* [What you need to do] Retype all of the data. Every line must match exactly.

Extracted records
──────

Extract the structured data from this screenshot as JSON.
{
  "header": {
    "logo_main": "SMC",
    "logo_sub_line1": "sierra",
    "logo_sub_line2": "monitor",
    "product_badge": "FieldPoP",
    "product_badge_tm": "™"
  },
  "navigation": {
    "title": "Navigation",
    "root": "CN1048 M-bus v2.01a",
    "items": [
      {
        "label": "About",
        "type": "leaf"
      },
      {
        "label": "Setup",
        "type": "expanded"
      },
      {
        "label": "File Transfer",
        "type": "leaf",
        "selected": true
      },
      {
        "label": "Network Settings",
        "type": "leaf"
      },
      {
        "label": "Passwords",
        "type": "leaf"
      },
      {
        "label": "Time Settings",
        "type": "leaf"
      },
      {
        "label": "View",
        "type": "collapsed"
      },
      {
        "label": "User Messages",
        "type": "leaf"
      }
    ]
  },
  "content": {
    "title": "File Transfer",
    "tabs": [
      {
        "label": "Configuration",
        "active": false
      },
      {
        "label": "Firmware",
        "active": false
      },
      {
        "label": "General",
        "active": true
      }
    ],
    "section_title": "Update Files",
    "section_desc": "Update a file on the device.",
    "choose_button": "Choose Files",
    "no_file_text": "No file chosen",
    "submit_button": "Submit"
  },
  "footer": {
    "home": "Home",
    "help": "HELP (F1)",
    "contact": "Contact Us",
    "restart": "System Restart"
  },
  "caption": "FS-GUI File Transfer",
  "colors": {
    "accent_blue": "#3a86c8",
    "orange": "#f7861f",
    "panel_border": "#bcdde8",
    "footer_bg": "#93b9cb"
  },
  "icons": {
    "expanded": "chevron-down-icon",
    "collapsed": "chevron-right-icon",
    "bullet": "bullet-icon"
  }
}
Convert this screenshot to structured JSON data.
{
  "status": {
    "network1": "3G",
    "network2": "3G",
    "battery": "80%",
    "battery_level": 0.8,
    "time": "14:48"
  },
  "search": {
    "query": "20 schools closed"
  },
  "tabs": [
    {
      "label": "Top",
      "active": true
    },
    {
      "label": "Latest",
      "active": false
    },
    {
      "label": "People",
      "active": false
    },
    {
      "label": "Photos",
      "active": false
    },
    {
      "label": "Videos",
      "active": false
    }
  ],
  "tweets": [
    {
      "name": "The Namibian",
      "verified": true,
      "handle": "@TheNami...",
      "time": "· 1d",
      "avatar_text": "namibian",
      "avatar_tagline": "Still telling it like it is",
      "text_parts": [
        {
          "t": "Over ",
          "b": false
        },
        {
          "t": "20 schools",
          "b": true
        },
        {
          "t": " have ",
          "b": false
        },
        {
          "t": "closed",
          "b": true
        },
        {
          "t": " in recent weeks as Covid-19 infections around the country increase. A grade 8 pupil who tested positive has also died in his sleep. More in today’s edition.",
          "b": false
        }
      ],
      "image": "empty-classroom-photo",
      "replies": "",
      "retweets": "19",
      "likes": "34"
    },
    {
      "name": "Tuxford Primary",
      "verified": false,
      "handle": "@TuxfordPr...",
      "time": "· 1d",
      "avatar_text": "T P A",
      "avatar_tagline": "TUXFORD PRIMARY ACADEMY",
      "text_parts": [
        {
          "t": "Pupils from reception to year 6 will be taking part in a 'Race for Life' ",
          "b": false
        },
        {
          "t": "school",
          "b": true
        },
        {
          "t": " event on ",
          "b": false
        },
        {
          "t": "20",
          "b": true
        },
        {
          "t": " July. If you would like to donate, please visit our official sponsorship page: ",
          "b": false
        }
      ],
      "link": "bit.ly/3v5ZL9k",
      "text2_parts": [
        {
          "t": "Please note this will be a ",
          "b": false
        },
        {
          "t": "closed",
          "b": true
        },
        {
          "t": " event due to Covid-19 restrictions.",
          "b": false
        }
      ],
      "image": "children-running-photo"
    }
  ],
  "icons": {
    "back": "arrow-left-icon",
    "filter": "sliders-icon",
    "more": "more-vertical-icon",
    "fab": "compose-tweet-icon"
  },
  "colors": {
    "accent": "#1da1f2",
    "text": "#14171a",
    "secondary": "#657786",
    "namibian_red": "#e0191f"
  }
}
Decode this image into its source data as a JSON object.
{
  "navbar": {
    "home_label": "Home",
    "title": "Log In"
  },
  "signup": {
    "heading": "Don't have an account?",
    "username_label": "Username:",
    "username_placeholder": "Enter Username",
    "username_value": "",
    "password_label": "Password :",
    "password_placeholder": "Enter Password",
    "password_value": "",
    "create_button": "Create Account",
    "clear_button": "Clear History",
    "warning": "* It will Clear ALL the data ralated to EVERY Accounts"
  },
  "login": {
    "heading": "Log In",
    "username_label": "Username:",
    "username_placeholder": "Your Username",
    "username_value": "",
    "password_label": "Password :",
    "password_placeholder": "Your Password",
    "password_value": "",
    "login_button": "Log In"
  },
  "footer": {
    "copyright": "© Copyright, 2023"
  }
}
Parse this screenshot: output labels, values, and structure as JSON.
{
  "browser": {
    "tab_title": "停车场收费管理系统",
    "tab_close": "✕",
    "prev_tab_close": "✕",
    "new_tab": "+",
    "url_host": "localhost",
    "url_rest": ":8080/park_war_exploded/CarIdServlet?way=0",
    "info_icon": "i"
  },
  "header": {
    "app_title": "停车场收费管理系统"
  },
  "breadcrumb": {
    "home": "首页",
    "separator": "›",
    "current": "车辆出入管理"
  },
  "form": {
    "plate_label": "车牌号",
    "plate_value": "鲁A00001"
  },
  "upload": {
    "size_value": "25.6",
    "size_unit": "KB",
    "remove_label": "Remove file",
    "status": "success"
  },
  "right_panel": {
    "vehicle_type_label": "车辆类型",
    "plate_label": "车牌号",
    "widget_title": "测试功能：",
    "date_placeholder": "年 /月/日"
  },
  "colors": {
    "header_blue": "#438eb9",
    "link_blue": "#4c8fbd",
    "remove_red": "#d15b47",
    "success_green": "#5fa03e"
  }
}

──────

* [Final result]
Extract the structured data from this screenshot as JSON.
{
  "header": {
    "logo_main": "SMC",
    "logo_sub_line1": "sierra",
    "logo_sub_line2": "monitor",
    "product_badge": "FieldPoP",
    "product_badge_tm": "™"
  },
  "navigation": {
    "title": "Navigation",
    "root": "CN1048 M-bus v2.01a",
    "items": [
      {
        "label": "About",
        "type": "leaf"
      },
      {
        "label": "Setup",
        "type": "expanded"
      },
      {
        "label": "File Transfer",
        "type": "leaf",
        "selected": true
      },
      {
        "label": "Network Settings",
        "type": "leaf"
      },
      {
        "label": "Passwords",
        "type": "leaf"
      },
      {
        "label": "Time Settings",
        "type": "leaf"
      },
      {
        "label": "View",
        "type": "collapsed"
      },
      {
        "label": "User Messages",
        "type": "leaf"
      }
    ]
  },
  "content": {
    "title": "File Transfer",
    "tabs": [
      {
        "label": "Configuration",
        "active": false
      },
      {
        "label": "Firmware",
        "active": false
      },
      {
        "label": "General",
        "active": true
      }
    ],
    "section_title": "Update Files",
    "section_desc": "Update a file on the device.",
    "choose_button": "Choose Files",
    "no_file_text": "No file chosen",
    "submit_button": "Submit"
  },
  "footer": {
    "home": "Home",
    "help": "HELP (F1)",
    "contact": "Contact Us",
    "restart": "System Restart"
  },
  "caption": "FS-GUI File Transfer",
  "colors": {
    "accent_blue": "#3a86c8",
    "orange": "#f7861f",
    "panel_border": "#bcdde8",
    "footer_bg": "#93b9cb"
  },
  "icons": {
    "expanded": "chevron-down-icon",
    "collapsed": "chevron-right-icon",
    "bullet": "bullet-icon"
  }
}
Convert this screenshot to structured JSON data.
{
  "status": {
    "network1": "3G",
    "network2": "3G",
    "battery": "80%",
    "battery_level": 0.8,
    "time": "14:48"
  },
  "search": {
    "query": "20 schools closed"
  },
  "tabs": [
    {
      "label": "Top",
      "active": true
    },
    {
      "label": "Latest",
      "active": false
    },
    {
      "label": "People",
      "active": false
    },
    {
      "label": "Photos",
      "active": false
    },
    {
      "label": "Videos",
      "active": false
    }
  ],
  "tweets": [
    {
      "name": "The Namibian",
      "verified": true,
      "handle": "@TheNami...",
      "time": "· 1d",
      "avatar_text": "namibian",
      "avatar_tagline": "Still telling it like it is",
      "text_parts": [
        {
          "t": "Over ",
          "b": false
        },
        {
          "t": "20 schools",
          "b": true
        },
        {
          "t": " have ",
          "b": false
        },
        {
          "t": "closed",
          "b": true
        },
        {
          "t": " in recent weeks as Covid-19 infections around the country increase. A grade 8 pupil who tested positive has also died in his sleep. More in today’s edition.",
          "b": false
        }
      ],
      "image": "empty-classroom-photo",
      "replies": "",
      "retweets": "19",
      "likes": "34"
    },
    {
      "name": "Tuxford Primary",
      "verified": false,
      "handle": "@TuxfordPr...",
      "time": "· 1d",
      "avatar_text": "T P A",
      "avatar_tagline": "TUXFORD PRIMARY ACADEMY",
      "text_parts": [
        {
          "t": "Pupils from reception to year 6 will be taking part in a 'Race for Life' ",
          "b": false
        },
        {
          "t": "school",
          "b": true
        },
        {
          "t": " event on ",
          "b": false
        },
        {
          "t": "20",
          "b": true
        },
        {
          "t": " July. If you would like to donate, please visit our official sponsorship page: ",
          "b": false
        }
      ],
      "link": "bit.ly/3v5ZL9k",
      "text2_parts": [
        {
          "t": "Please note this will be a ",
          "b": false
        },
        {
          "t": "closed",
          "b": true
        },
        {
          "t": " event due to Covid-19 restrictions.",
          "b": false
        }
      ],
      "image": "children-running-photo"
    }
  ],
  "icons": {
    "back": "arrow-left-icon",
    "filter": "sliders-icon",
    "more": "more-vertical-icon",
    "fab": "compose-tweet-icon"
  },
  "colors": {
    "accent": "#1da1f2",
    "text": "#14171a",
    "secondary": "#657786",
    "namibian_red": "#e0191f"
  }
}
Decode this image into its source data as a JSON object.
{
  "navbar": {
    "home_label": "Home",
    "title": "Log In"
  },
  "signup": {
    "heading": "Don't have an account?",
    "username_label": "Username:",
    "username_placeholder": "Enter Username",
    "username_value": "",
    "password_label": "Password :",
    "password_placeholder": "Enter Password",
    "password_value": "",
    "create_button": "Create Account",
    "clear_button": "Clear History",
    "warning": "* It will Clear ALL the data ralated to EVERY Accounts"
  },
  "login": {
    "heading": "Log In",
    "username_label": "Username:",
    "username_placeholder": "Your Username",
    "username_value": "",
    "password_label": "Password :",
    "password_placeholder": "Your Password",
    "password_value": "",
    "login_button": "Log In"
  },
  "footer": {
    "copyright": "© Copyright, 2023"
  }
}
Parse this screenshot: output labels, values, and structure as JSON.
{
  "browser": {
    "tab_title": "停车场收费管理系统",
    "tab_close": "✕",
    "prev_tab_close": "✕",
    "new_tab": "+",
    "url_host": "localhost",
    "url_rest": ":8080/park_war_exploded/CarIdServlet?way=0",
    "info_icon": "i"
  },
  "header": {
    "app_title": "停车场收费管理系统"
  },
  "breadcrumb": {
    "home": "首页",
    "separator": "›",
    "current": "车辆出入管理"
  },
  "form": {
    "plate_label": "车牌号",
    "plate_value": "鲁A00001"
  },
  "upload": {
    "size_value": "25.6",
    "size_unit": "KB",
    "remove_label": "Remove file",
    "status": "success"
  },
  "right_panel": {
    "vehicle_type_label": "车辆类型",
    "plate_label": "车牌号",
    "widget_title": "测试功能：",
    "date_placeholder": "年 /月/日"
  },
  "colors": {
    "header_blue": "#438eb9",
    "link_blue": "#4c8fbd",
    "remove_red": "#d15b47",
    "success_green": "#5fa03e"
  }
}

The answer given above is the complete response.